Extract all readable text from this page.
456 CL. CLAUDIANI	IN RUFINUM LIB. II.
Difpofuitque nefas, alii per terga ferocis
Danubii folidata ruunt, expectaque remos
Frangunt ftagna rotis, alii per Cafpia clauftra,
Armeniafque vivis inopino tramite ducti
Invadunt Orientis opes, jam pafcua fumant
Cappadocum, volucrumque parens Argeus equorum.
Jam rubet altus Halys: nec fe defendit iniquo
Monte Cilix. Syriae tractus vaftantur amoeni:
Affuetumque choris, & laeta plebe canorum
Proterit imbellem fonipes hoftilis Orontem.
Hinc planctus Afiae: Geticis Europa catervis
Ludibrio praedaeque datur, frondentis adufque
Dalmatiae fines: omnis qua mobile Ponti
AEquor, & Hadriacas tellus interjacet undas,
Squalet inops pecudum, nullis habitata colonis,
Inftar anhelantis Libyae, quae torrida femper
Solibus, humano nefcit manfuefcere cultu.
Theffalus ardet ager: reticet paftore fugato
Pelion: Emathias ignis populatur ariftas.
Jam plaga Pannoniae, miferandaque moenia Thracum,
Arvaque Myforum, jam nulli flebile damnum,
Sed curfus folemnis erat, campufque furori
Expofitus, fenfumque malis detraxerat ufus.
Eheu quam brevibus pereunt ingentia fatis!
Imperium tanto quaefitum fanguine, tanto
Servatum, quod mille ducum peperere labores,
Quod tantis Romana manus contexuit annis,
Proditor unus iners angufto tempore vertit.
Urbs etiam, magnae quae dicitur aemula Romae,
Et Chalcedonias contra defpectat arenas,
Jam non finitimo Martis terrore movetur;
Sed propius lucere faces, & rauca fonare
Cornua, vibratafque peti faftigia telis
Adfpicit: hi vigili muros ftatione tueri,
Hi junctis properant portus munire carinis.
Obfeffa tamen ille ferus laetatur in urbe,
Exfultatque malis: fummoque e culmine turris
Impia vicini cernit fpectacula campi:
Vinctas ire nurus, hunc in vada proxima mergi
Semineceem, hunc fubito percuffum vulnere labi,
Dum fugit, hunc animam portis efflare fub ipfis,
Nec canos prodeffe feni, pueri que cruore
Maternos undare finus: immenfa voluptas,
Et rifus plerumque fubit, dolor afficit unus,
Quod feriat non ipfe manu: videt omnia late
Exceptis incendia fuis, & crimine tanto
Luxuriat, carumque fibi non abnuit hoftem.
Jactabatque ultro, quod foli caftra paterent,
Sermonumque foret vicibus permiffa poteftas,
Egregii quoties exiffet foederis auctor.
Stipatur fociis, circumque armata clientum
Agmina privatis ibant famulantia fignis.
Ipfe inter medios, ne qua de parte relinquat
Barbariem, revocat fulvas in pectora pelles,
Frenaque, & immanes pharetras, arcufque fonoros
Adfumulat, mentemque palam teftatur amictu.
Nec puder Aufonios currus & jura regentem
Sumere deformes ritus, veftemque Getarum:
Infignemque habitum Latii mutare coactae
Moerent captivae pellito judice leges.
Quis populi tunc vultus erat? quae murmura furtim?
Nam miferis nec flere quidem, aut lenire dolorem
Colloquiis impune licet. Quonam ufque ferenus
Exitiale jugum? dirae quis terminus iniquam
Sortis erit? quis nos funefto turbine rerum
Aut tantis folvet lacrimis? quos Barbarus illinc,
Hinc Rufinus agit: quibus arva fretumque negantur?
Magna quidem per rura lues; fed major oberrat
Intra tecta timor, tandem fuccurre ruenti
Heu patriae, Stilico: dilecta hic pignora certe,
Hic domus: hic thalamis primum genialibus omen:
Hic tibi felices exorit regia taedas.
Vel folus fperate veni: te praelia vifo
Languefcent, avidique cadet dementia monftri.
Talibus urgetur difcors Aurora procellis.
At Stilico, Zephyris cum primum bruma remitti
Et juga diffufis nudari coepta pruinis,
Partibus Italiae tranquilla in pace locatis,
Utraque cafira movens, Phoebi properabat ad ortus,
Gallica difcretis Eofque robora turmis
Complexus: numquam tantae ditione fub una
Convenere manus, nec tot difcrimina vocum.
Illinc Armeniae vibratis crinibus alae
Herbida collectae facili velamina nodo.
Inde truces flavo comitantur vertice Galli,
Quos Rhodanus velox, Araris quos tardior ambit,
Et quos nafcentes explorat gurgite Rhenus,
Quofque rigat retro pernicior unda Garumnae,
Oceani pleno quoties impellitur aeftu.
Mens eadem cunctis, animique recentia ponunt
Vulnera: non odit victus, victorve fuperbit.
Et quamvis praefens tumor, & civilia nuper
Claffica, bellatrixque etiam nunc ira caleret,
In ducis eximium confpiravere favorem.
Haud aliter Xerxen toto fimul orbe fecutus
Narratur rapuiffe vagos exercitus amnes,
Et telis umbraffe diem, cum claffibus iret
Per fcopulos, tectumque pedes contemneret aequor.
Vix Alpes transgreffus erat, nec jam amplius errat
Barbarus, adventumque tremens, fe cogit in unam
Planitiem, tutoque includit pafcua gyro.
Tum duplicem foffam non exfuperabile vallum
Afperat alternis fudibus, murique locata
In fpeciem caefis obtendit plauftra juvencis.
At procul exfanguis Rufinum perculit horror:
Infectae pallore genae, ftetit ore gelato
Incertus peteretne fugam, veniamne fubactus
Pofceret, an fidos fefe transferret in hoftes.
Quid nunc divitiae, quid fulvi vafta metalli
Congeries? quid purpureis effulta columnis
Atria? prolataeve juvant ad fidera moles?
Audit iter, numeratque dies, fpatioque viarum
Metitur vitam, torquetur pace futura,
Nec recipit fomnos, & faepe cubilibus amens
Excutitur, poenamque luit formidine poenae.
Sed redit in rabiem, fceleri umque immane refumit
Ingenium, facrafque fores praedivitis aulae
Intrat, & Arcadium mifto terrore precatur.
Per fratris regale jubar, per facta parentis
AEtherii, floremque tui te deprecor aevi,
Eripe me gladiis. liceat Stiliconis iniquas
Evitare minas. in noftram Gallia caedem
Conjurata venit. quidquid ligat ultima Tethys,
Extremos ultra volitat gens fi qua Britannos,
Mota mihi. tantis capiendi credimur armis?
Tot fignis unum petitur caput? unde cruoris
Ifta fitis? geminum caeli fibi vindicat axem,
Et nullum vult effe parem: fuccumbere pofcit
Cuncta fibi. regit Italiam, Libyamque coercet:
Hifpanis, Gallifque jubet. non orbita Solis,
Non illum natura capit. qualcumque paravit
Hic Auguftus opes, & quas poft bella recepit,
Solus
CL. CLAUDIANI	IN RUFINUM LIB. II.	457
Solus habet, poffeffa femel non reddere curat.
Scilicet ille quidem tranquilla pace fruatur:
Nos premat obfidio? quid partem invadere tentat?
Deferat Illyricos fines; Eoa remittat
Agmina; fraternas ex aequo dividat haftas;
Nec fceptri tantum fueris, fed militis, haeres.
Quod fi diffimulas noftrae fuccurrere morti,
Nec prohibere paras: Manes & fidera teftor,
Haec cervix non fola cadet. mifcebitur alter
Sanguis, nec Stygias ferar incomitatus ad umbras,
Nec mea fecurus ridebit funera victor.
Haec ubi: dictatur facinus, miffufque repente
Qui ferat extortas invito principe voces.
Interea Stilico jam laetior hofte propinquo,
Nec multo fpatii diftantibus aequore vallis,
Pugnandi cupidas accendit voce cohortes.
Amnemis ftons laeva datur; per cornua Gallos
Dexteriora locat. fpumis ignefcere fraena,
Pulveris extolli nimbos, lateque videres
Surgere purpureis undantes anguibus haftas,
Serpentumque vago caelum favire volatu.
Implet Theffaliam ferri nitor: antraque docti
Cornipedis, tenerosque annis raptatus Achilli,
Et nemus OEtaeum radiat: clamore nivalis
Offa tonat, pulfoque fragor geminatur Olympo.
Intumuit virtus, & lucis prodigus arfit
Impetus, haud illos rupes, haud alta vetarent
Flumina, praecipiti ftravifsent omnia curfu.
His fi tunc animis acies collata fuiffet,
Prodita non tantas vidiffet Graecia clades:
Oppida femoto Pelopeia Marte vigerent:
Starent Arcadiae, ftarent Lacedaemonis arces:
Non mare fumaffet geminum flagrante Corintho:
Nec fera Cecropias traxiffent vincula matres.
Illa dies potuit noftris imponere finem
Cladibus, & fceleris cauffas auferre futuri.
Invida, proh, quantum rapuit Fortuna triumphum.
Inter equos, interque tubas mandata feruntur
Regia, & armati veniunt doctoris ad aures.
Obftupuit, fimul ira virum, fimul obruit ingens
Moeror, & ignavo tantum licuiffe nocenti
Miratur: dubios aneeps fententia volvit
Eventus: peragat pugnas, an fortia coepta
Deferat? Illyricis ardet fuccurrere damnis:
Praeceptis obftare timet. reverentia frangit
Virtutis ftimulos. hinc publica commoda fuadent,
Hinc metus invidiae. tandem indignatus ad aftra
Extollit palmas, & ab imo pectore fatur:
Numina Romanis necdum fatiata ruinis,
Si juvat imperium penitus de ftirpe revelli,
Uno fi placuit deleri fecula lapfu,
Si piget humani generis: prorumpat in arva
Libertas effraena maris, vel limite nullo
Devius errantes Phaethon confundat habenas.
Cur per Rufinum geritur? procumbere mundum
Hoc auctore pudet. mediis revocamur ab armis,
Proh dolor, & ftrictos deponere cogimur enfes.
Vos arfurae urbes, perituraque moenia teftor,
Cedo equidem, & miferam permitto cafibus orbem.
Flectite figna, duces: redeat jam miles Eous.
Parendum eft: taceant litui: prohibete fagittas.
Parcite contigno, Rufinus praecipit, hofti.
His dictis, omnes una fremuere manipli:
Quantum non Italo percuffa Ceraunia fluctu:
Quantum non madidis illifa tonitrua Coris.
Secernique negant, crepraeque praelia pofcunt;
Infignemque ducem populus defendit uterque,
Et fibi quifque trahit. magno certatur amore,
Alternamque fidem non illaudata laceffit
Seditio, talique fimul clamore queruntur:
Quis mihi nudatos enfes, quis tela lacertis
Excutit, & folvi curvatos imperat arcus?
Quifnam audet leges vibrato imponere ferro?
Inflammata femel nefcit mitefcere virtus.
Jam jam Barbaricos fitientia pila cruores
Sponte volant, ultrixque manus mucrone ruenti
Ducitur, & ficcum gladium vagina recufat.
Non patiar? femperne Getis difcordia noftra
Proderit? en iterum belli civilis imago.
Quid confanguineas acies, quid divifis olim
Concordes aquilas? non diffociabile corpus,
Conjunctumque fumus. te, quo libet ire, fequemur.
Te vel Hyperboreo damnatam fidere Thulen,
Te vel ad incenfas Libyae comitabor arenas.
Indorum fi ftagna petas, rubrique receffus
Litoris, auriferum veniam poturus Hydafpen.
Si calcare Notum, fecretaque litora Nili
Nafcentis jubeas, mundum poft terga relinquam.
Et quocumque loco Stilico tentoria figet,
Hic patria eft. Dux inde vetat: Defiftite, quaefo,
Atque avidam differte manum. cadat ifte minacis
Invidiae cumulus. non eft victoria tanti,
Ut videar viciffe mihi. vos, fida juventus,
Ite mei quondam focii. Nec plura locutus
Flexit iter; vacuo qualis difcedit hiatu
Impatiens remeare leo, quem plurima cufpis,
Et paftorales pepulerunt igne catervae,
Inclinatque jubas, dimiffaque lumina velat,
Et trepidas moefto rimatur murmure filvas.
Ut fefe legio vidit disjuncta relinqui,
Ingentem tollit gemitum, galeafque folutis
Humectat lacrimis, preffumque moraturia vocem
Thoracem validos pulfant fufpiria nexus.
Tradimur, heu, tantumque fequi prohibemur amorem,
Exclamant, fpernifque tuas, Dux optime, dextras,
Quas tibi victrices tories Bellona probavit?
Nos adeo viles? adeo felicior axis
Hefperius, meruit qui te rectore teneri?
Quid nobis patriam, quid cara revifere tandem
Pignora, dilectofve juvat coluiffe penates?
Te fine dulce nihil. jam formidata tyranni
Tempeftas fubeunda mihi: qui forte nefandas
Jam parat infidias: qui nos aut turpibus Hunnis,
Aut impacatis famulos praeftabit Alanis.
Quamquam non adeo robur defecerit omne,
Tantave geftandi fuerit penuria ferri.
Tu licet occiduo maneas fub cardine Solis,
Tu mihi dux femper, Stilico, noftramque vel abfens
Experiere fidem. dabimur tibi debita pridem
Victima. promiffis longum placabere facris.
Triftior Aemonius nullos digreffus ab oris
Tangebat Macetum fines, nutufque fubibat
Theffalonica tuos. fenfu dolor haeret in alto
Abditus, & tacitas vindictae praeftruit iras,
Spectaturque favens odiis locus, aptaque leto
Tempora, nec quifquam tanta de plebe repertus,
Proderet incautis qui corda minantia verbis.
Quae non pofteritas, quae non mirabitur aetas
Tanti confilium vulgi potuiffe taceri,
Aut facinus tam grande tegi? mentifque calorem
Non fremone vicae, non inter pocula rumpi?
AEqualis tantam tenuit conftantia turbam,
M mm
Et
------------
Copy each line above that contains the word "datur".

Ludibrio praedaeque datur, frondentis adufque
Amnemis ftons laeva datur; per cornua Gallos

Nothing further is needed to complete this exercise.